◆ **WHAT YOU SHOULD DO**
State the number of lines where "icon" appears. Add nothing else.

Data records:

◆ ◆ ◆ ◆

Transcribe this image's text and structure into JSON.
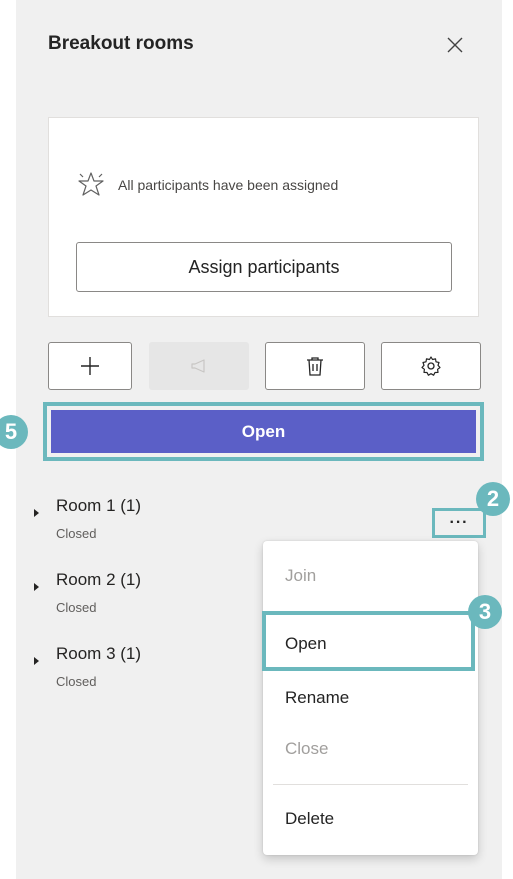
{
  "header": {
    "title": "Breakout rooms",
    "close_icon": "close-icon"
  },
  "assign_card": {
    "status_icon": "sparkle-icon",
    "status_text": "All participants have been assigned",
    "assign_button_label": "Assign participants"
  },
  "toolbar": {
    "buttons": [
      {
        "name": "add-room-button",
        "icon": "plus-icon",
        "enabled": true
      },
      {
        "name": "announce-button",
        "icon": "megaphone-icon",
        "enabled": false
      },
      {
        "name": "delete-room-button",
        "icon": "trash-icon",
        "enabled": true
      },
      {
        "name": "settings-button",
        "icon": "gear-icon",
        "enabled": true
      }
    ]
  },
  "open_all_button_label": "Open",
  "rooms": [
    {
      "name": "Room 1",
      "count": "(1)",
      "status": "Closed"
    },
    {
      "name": "Room 2",
      "count": "(1)",
      "status": "Closed"
    },
    {
      "name": "Room 3",
      "count": "(1)",
      "status": "Closed"
    }
  ],
  "more_options_label": "···",
  "context_menu": {
    "items": [
      {
        "label": "Join",
        "enabled": false
      },
      {
        "label": "Open",
        "enabled": true
      },
      {
        "label": "Rename",
        "enabled": true
      },
      {
        "label": "Close",
        "enabled": false
      },
      {
        "label": "Delete",
        "enabled": true
      }
    ]
  },
  "callouts": {
    "step_2": "2",
    "step_3": "3",
    "step_5": "5"
  },
  "colors": {
    "accent": "#5b5fc7",
    "callout": "#6bb8bd",
    "panel_bg": "#f0f0f0"
  }
}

◆ ◆ ◆ ◆

◆ **SOLUTION TO THIS TASK**
6